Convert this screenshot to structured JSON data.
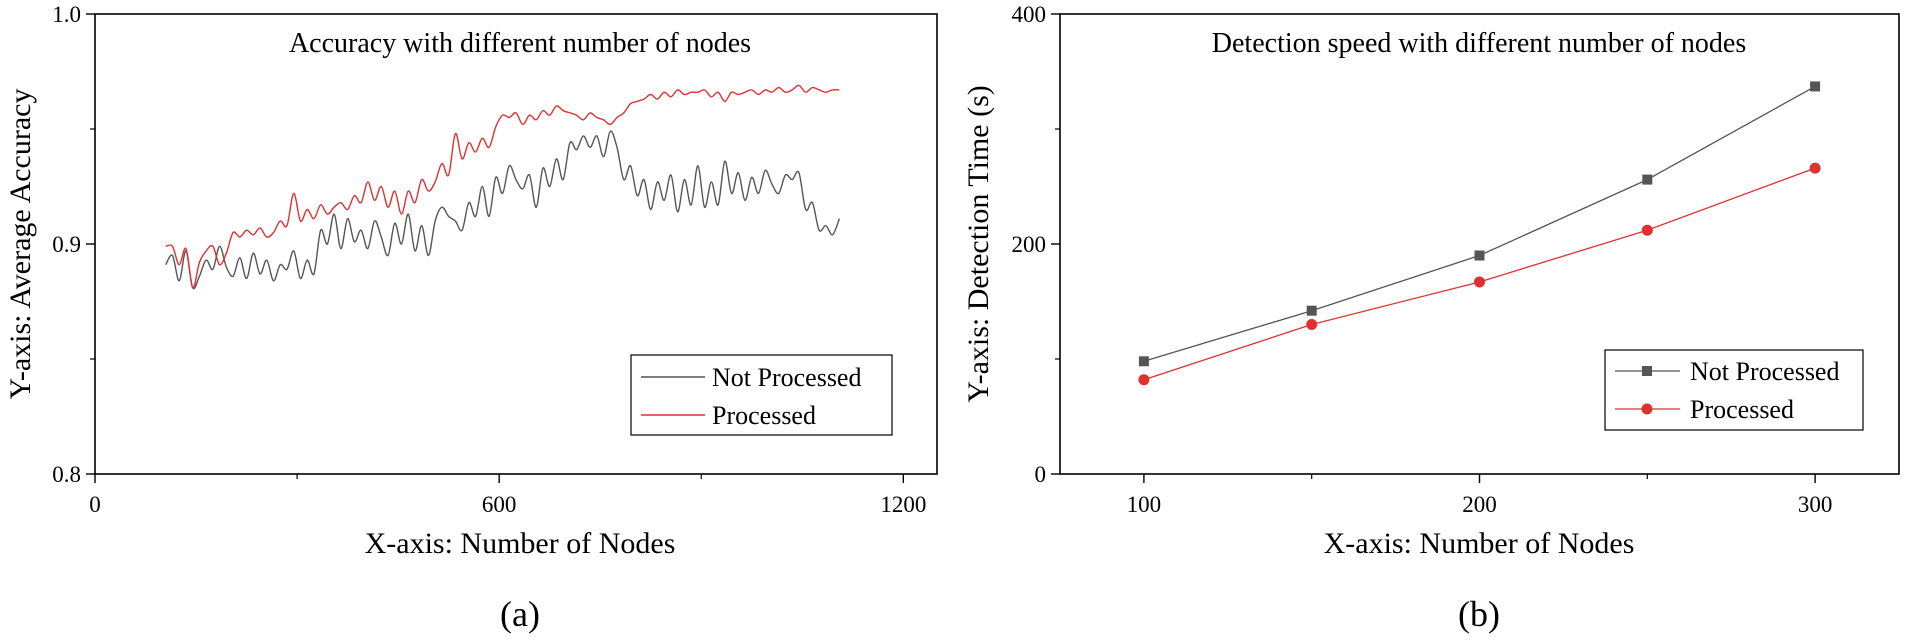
{
  "chart_data": [
    {
      "type": "line",
      "panel_label": "(a)",
      "title": "Accuracy with different number of nodes",
      "xlabel": "X-axis: Number of Nodes",
      "ylabel": "Y-axis: Average Accuracy",
      "xlim": [
        0,
        1250
      ],
      "ylim": [
        0.8,
        1.0
      ],
      "xticks": [
        0,
        600,
        1200
      ],
      "xtick_labels": [
        "0",
        "600",
        "1200"
      ],
      "yticks": [
        0.8,
        0.9,
        1.0
      ],
      "ytick_labels": [
        "0.8",
        "0.9",
        "1.0"
      ],
      "legend": {
        "position": "lower-right",
        "entries": [
          "Not Processed",
          "Processed"
        ]
      },
      "series": [
        {
          "name": "Not Processed",
          "color": "#555555",
          "marker": "none",
          "x": [
            105,
            115,
            125,
            135,
            145,
            155,
            165,
            175,
            185,
            195,
            205,
            215,
            225,
            235,
            245,
            255,
            265,
            275,
            285,
            295,
            305,
            315,
            325,
            335,
            345,
            355,
            365,
            375,
            385,
            395,
            405,
            415,
            425,
            435,
            445,
            455,
            465,
            475,
            485,
            495,
            505,
            515,
            525,
            535,
            545,
            555,
            565,
            575,
            585,
            595,
            605,
            615,
            625,
            635,
            645,
            655,
            665,
            675,
            685,
            695,
            705,
            715,
            725,
            735,
            745,
            755,
            765,
            775,
            785,
            795,
            805,
            815,
            825,
            835,
            845,
            855,
            865,
            875,
            885,
            895,
            905,
            915,
            925,
            935,
            945,
            955,
            965,
            975,
            985,
            995,
            1005,
            1015,
            1025,
            1035,
            1045,
            1055,
            1065,
            1075,
            1085,
            1095,
            1105
          ],
          "values": [
            0.891,
            0.895,
            0.884,
            0.897,
            0.881,
            0.886,
            0.893,
            0.889,
            0.899,
            0.89,
            0.886,
            0.894,
            0.885,
            0.896,
            0.887,
            0.893,
            0.884,
            0.891,
            0.889,
            0.897,
            0.885,
            0.893,
            0.887,
            0.906,
            0.9,
            0.913,
            0.898,
            0.911,
            0.901,
            0.906,
            0.898,
            0.91,
            0.903,
            0.895,
            0.909,
            0.9,
            0.913,
            0.897,
            0.908,
            0.895,
            0.91,
            0.916,
            0.912,
            0.91,
            0.906,
            0.918,
            0.912,
            0.925,
            0.912,
            0.929,
            0.922,
            0.934,
            0.928,
            0.924,
            0.93,
            0.916,
            0.933,
            0.925,
            0.937,
            0.928,
            0.944,
            0.941,
            0.947,
            0.942,
            0.947,
            0.938,
            0.949,
            0.942,
            0.928,
            0.934,
            0.921,
            0.928,
            0.915,
            0.927,
            0.919,
            0.93,
            0.914,
            0.928,
            0.917,
            0.934,
            0.916,
            0.927,
            0.917,
            0.936,
            0.922,
            0.931,
            0.919,
            0.929,
            0.922,
            0.932,
            0.926,
            0.922,
            0.93,
            0.928,
            0.931,
            0.915,
            0.918,
            0.906,
            0.908,
            0.904,
            0.911
          ]
        },
        {
          "name": "Processed",
          "color": "#e03030",
          "marker": "none",
          "x": [
            105,
            115,
            125,
            135,
            145,
            155,
            165,
            175,
            185,
            195,
            205,
            215,
            225,
            235,
            245,
            255,
            265,
            275,
            285,
            295,
            305,
            315,
            325,
            335,
            345,
            355,
            365,
            375,
            385,
            395,
            405,
            415,
            425,
            435,
            445,
            455,
            465,
            475,
            485,
            495,
            505,
            515,
            525,
            535,
            545,
            555,
            565,
            575,
            585,
            595,
            605,
            615,
            625,
            635,
            645,
            655,
            665,
            675,
            685,
            695,
            705,
            715,
            725,
            735,
            745,
            755,
            765,
            775,
            785,
            795,
            805,
            815,
            825,
            835,
            845,
            855,
            865,
            875,
            885,
            895,
            905,
            915,
            925,
            935,
            945,
            955,
            965,
            975,
            985,
            995,
            1005,
            1015,
            1025,
            1035,
            1045,
            1055,
            1065,
            1075,
            1085,
            1095,
            1105
          ],
          "values": [
            0.899,
            0.899,
            0.891,
            0.898,
            0.881,
            0.892,
            0.897,
            0.899,
            0.891,
            0.896,
            0.905,
            0.903,
            0.906,
            0.904,
            0.907,
            0.903,
            0.905,
            0.91,
            0.908,
            0.922,
            0.91,
            0.915,
            0.911,
            0.917,
            0.913,
            0.916,
            0.918,
            0.915,
            0.921,
            0.918,
            0.927,
            0.919,
            0.925,
            0.916,
            0.923,
            0.913,
            0.923,
            0.918,
            0.928,
            0.923,
            0.927,
            0.935,
            0.93,
            0.948,
            0.937,
            0.944,
            0.94,
            0.946,
            0.942,
            0.951,
            0.956,
            0.955,
            0.957,
            0.952,
            0.956,
            0.954,
            0.958,
            0.956,
            0.96,
            0.958,
            0.957,
            0.956,
            0.954,
            0.957,
            0.955,
            0.954,
            0.952,
            0.955,
            0.957,
            0.961,
            0.962,
            0.963,
            0.965,
            0.963,
            0.966,
            0.964,
            0.967,
            0.965,
            0.966,
            0.966,
            0.967,
            0.964,
            0.966,
            0.962,
            0.966,
            0.965,
            0.966,
            0.967,
            0.965,
            0.967,
            0.966,
            0.968,
            0.966,
            0.967,
            0.969,
            0.966,
            0.968,
            0.967,
            0.966,
            0.967,
            0.967
          ]
        }
      ]
    },
    {
      "type": "line",
      "panel_label": "(b)",
      "title": "Detection speed with different number of nodes",
      "xlabel": "X-axis: Number of Nodes",
      "ylabel": "Y-axis: Detection Time (s)",
      "xlim": [
        75,
        325
      ],
      "ylim": [
        0,
        400
      ],
      "xticks": [
        100,
        200,
        300
      ],
      "xtick_labels": [
        "100",
        "200",
        "300"
      ],
      "yticks": [
        0,
        200,
        400
      ],
      "ytick_labels": [
        "0",
        "200",
        "400"
      ],
      "legend": {
        "position": "lower-right",
        "entries": [
          "Not Processed",
          "Processed"
        ]
      },
      "series": [
        {
          "name": "Not Processed",
          "color": "#555555",
          "marker": "square",
          "x": [
            100,
            150,
            200,
            250,
            300
          ],
          "values": [
            98,
            142,
            190,
            256,
            337
          ]
        },
        {
          "name": "Processed",
          "color": "#e03030",
          "marker": "circle",
          "x": [
            100,
            150,
            200,
            250,
            300
          ],
          "values": [
            82,
            130,
            167,
            212,
            266
          ]
        }
      ]
    }
  ]
}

________

Given instruction:
Find the word "Accuracy" in the data and copy out each line where it turns up.

Exercise output:
      "title": "Accuracy with different number of nodes",
      "ylabel": "Y-axis: Average Accuracy",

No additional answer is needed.